> _EXERCISE BRIEF_
Below are some records; give them all again exactly, but not the pictures.

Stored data
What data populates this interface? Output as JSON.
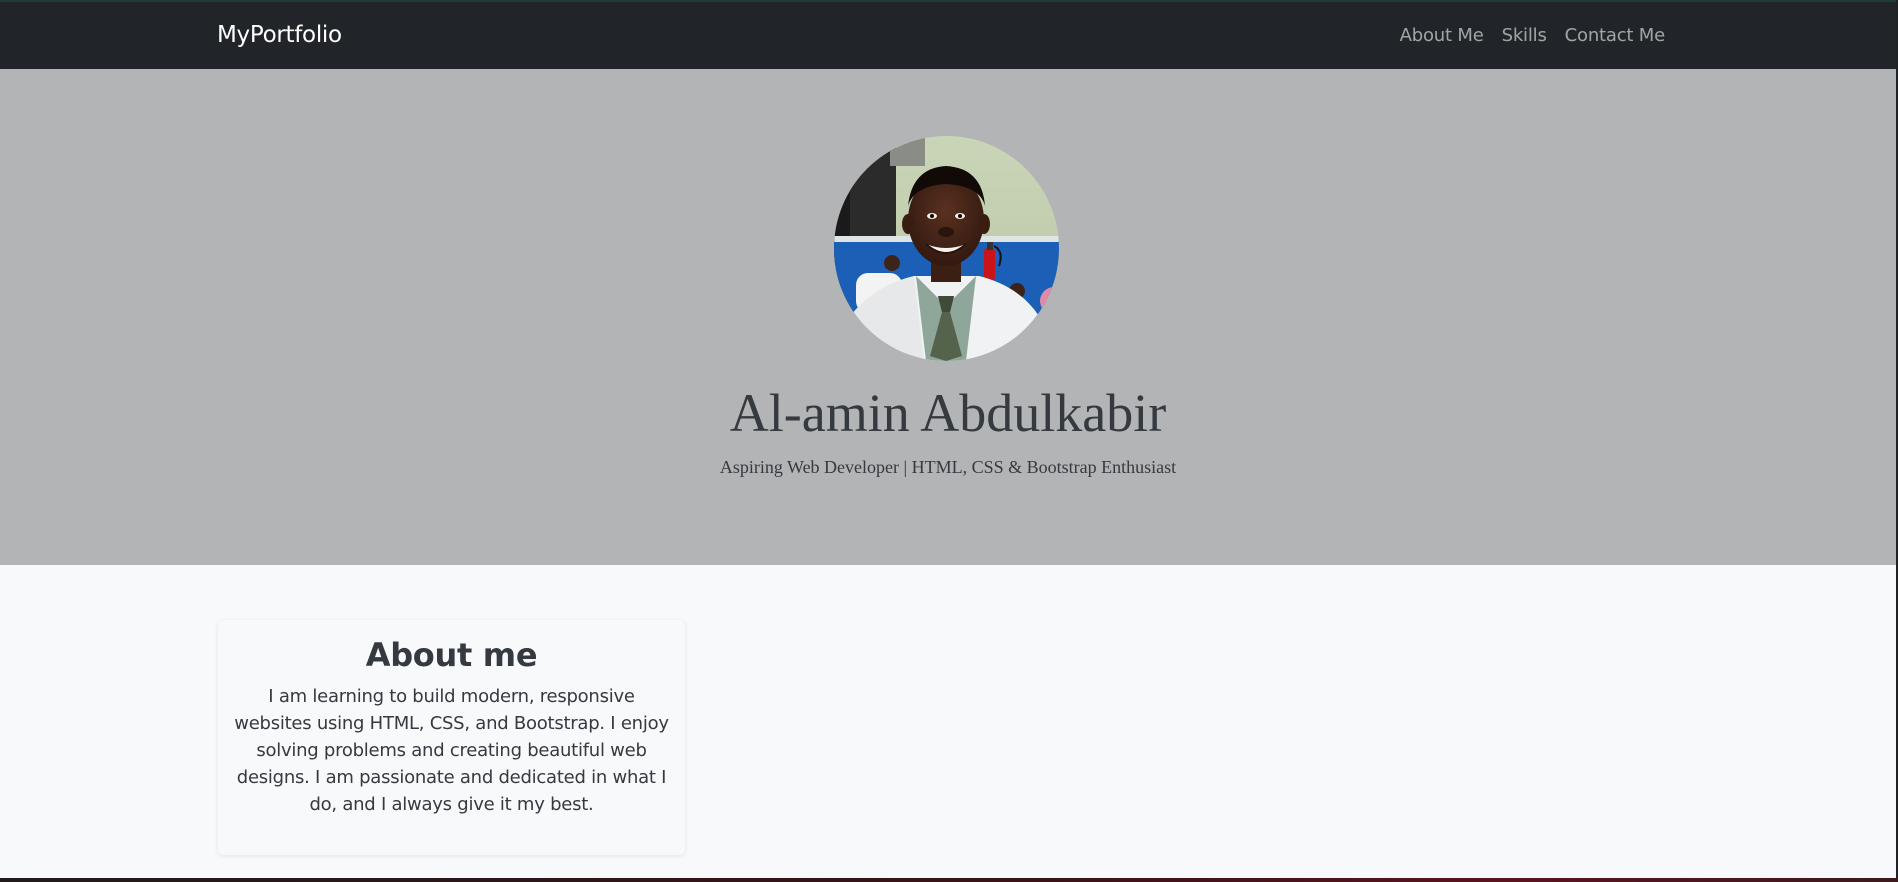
{
  "navbar": {
    "brand": "MyPortfolio",
    "links": [
      "About Me",
      "Skills",
      "Contact Me"
    ]
  },
  "hero": {
    "photo_icon": "profile-photo",
    "name": "Al-amin Abdulkabir",
    "subtitle": "Aspiring Web Developer | HTML, CSS & Bootstrap Enthusiast"
  },
  "about": {
    "title": "About me",
    "text": "I am learning to build modern, responsive websites using HTML, CSS, and Bootstrap. I enjoy solving problems and creating beautiful web designs. I am passionate and dedicated in what I do, and I always give it my best."
  },
  "colors": {
    "navbar_bg": "#212529",
    "hero_bg": "#b3b4b5",
    "page_bg": "#f8f9fa",
    "text_dark": "#343a40"
  }
}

> _THE REPLY_
What data populates this interface? Output as JSON.
{
  "navbar": {
    "brand": "MyPortfolio",
    "links": [
      "About Me",
      "Skills",
      "Contact Me"
    ]
  },
  "hero": {
    "photo_icon": "profile-photo",
    "name": "Al-amin Abdulkabir",
    "subtitle": "Aspiring Web Developer | HTML, CSS & Bootstrap Enthusiast"
  },
  "about": {
    "title": "About me",
    "text": "I am learning to build modern, responsive websites using HTML, CSS, and Bootstrap. I enjoy solving problems and creating beautiful web designs. I am passionate and dedicated in what I do, and I always give it my best."
  },
  "colors": {
    "navbar_bg": "#212529",
    "hero_bg": "#b3b4b5",
    "page_bg": "#f8f9fa",
    "text_dark": "#343a40"
  }
}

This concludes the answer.